● **Consigne**
Répondez aux questions suivantes sur l'entretien consacré au séisme en Turquie, en reprenant les lettres (a), (b) et (c).
(a) Sur quelle longueur la faille s'est-elle rompue ?
(b) Combien de secousses ont affecté une large partie du pays ?
(c) En quelle année le projet d'étude paléo-sismologique a-t-il été coordonné pour la Commission européenne ?

● **Extrait du texte**

++++

Q.O.: Il s’agit donc du pire séisme survenu depuis très longtemps, au vu de l’ampleur des dégâts humains et matériels occasionnés ?
M.M.: Oui, le séisme très violent de magnitude 7,8 provoque une faille sur plus de 400 km de longueur, ce qui veut dire que ce sont 400 km de faille qui se sont brutalement réveillés, ce qui ne s’est pas produit depuis 900 ans. Étant donné la très forte magnitude du séisme, il serait dans la logique des choses d’observer des déplacements de l’ordre de huit mètres. Il faut aussi garder en tête que l’échelle des magnitudes de moment n’est pas proportionnelle, il s’agit d’une échelle logarithmique.
Cela ferait donc plus de 900 ans que cette branche de la faille est-anatolienne emmagasine la tension créée par la poussée de la plaque arabe. Et vu la contrainte accumulée, il fallait s’attendre à une catastrophe de ce genre dans cette région. Tout le problème est qu’il était impossible de prévoir quand cela allait se produire. À la suite de ces deux séismes majeurs survenus en Turquie, les répliques sismiques ne cessent d’être enregistrées. Plus de 400 secousses ont ainsi affecté une large partie du pays.
Q.O.: Vous avez déjà participé en tant qu’expert sismologue à une étude sur la définition des zones sismiques dans cette région du globe.
M.M.: En effet, je connais bien cette région du monde. En 2003, juste après le séisme de Boumerdès, j’ai coordonné pour le compte de la Commission européenne, un projet d’étude paléo-sismologique, destinée surtout à la protection des sites culturels au Moyen-Orient. En collaboration avec quatre chercheurs issus des pays comme la Syrie, la Turquie, la Jordanie et le Liban, avec trois experts algérien, anglais et allemand, j’ai encadré ce projet d’étude financé par la Commission européenne dans le cadre de la recherche, comme j’ai fait des études similaires pour le compte d’autres pays, y compris pour l’Algérie consécutivement au séisme de Boumerdès en mai 2003.
Q.O.: Cette tragédie, survenue en Turquie et en Syrie, ravive chez les Algériens des souvenirs douloureux, à l’exemple des séismes meurtriers d’El Asnam en 1980 et Boumerdès en 2003, sommes-nous préparés pour faire face à une catastrophe naturelle d’une telle ampleur ?

++++

● **Entrées affichées**
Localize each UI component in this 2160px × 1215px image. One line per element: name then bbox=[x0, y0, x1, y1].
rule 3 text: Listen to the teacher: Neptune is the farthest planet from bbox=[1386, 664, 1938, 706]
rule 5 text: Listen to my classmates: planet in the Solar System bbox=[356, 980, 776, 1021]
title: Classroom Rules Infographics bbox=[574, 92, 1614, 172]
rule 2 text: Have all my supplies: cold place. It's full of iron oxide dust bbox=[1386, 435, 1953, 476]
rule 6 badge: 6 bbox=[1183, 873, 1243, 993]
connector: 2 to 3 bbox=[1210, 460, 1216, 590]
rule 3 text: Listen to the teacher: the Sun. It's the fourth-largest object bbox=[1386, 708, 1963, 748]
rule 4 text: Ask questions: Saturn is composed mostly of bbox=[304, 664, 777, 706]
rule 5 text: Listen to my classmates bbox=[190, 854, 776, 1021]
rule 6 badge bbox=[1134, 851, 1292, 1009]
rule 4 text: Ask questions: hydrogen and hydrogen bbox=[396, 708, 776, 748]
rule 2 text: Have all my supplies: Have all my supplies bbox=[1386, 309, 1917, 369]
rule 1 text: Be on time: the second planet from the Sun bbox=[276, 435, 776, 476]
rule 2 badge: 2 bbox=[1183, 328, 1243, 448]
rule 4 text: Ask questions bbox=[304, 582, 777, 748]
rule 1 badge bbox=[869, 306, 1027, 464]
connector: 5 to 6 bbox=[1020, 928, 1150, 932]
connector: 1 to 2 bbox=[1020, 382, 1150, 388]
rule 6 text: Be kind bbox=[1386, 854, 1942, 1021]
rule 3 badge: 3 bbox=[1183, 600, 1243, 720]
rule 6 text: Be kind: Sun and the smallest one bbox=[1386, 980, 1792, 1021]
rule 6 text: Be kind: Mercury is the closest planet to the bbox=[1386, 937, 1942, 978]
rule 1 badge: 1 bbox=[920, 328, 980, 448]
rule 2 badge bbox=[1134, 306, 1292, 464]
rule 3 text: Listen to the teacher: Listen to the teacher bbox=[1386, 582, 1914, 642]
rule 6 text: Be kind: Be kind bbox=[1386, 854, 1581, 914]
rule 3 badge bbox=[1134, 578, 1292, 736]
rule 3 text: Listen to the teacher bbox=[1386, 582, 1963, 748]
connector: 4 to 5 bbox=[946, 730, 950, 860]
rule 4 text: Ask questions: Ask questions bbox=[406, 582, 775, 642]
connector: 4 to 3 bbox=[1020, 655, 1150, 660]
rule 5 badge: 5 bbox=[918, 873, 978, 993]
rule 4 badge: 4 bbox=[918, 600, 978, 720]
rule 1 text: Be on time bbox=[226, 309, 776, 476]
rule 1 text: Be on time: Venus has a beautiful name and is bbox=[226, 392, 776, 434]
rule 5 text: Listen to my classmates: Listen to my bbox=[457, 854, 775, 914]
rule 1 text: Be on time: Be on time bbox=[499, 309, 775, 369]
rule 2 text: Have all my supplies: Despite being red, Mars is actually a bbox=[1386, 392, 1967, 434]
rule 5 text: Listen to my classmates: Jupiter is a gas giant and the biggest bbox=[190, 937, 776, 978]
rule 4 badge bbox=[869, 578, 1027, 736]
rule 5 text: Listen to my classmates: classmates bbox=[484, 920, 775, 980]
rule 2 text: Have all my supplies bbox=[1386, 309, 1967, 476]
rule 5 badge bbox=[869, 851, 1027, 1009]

++++

● **Réponse**
(a) Sur plus de 400 km.
(b) Plus de 400 secousses.
(c) En 2003.